Exercise prompt
Exactly as they appear, output all of the entries.
— BEGIN —
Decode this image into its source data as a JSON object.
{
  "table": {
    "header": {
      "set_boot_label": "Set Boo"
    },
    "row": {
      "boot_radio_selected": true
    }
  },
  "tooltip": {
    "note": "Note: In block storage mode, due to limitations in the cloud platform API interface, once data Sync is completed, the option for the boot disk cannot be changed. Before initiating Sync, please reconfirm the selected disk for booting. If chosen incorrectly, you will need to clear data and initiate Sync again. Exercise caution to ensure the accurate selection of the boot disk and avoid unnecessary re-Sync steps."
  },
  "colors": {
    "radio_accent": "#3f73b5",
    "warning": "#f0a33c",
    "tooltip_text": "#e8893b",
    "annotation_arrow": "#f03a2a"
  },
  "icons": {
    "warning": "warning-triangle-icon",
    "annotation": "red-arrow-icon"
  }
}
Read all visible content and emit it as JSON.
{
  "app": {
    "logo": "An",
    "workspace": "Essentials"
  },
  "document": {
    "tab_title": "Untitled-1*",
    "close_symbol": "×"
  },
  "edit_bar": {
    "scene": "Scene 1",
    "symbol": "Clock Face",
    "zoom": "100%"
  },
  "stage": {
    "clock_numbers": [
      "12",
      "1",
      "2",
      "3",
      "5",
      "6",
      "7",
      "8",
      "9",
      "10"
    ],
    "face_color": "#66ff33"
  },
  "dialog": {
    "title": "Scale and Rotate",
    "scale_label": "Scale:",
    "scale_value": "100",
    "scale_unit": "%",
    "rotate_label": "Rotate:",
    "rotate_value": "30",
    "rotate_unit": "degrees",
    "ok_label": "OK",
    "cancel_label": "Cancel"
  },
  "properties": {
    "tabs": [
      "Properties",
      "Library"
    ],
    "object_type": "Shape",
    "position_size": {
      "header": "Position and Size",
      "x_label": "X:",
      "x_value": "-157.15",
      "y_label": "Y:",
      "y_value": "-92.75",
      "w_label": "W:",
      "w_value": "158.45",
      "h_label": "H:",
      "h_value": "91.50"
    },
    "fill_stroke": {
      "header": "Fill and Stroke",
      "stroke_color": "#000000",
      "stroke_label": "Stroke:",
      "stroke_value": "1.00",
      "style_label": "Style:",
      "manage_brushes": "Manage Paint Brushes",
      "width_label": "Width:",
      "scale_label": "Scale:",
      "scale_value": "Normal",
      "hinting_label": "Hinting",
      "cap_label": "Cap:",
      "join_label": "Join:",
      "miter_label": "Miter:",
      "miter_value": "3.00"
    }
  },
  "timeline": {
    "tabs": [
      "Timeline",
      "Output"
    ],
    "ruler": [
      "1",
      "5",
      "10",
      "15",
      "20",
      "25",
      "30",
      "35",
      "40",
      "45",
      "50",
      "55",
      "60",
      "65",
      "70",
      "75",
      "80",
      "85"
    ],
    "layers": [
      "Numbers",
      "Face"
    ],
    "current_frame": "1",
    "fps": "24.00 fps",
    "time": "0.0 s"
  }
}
— END —
Result of this task
Decode this image into its source data as a JSON object.
{
  "table": {
    "header": {
      "set_boot_label": "Set Boo"
    },
    "row": {
      "boot_radio_selected": true
    }
  },
  "tooltip": {
    "note": "Note: In block storage mode, due to limitations in the cloud platform API interface, once data Sync is completed, the option for the boot disk cannot be changed. Before initiating Sync, please reconfirm the selected disk for booting. If chosen incorrectly, you will need to clear data and initiate Sync again. Exercise caution to ensure the accurate selection of the boot disk and avoid unnecessary re-Sync steps."
  },
  "colors": {
    "radio_accent": "#3f73b5",
    "warning": "#f0a33c",
    "tooltip_text": "#e8893b",
    "annotation_arrow": "#f03a2a"
  },
  "icons": {
    "warning": "warning-triangle-icon",
    "annotation": "red-arrow-icon"
  }
}
Read all visible content and emit it as JSON.
{
  "app": {
    "logo": "An",
    "workspace": "Essentials"
  },
  "document": {
    "tab_title": "Untitled-1*",
    "close_symbol": "×"
  },
  "edit_bar": {
    "scene": "Scene 1",
    "symbol": "Clock Face",
    "zoom": "100%"
  },
  "stage": {
    "clock_numbers": [
      "12",
      "1",
      "2",
      "3",
      "5",
      "6",
      "7",
      "8",
      "9",
      "10"
    ],
    "face_color": "#66ff33"
  },
  "dialog": {
    "title": "Scale and Rotate",
    "scale_label": "Scale:",
    "scale_value": "100",
    "scale_unit": "%",
    "rotate_label": "Rotate:",
    "rotate_value": "30",
    "rotate_unit": "degrees",
    "ok_label": "OK",
    "cancel_label": "Cancel"
  },
  "properties": {
    "tabs": [
      "Properties",
      "Library"
    ],
    "object_type": "Shape",
    "position_size": {
      "header": "Position and Size",
      "x_label": "X:",
      "x_value": "-157.15",
      "y_label": "Y:",
      "y_value": "-92.75",
      "w_label": "W:",
      "w_value": "158.45",
      "h_label": "H:",
      "h_value": "91.50"
    },
    "fill_stroke": {
      "header": "Fill and Stroke",
      "stroke_color": "#000000",
      "stroke_label": "Stroke:",
      "stroke_value": "1.00",
      "style_label": "Style:",
      "manage_brushes": "Manage Paint Brushes",
      "width_label": "Width:",
      "scale_label": "Scale:",
      "scale_value": "Normal",
      "hinting_label": "Hinting",
      "cap_label": "Cap:",
      "join_label": "Join:",
      "miter_label": "Miter:",
      "miter_value": "3.00"
    }
  },
  "timeline": {
    "tabs": [
      "Timeline",
      "Output"
    ],
    "ruler": [
      "1",
      "5",
      "10",
      "15",
      "20",
      "25",
      "30",
      "35",
      "40",
      "45",
      "50",
      "55",
      "60",
      "65",
      "70",
      "75",
      "80",
      "85"
    ],
    "layers": [
      "Numbers",
      "Face"
    ],
    "current_frame": "1",
    "fps": "24.00 fps",
    "time": "0.0 s"
  }
}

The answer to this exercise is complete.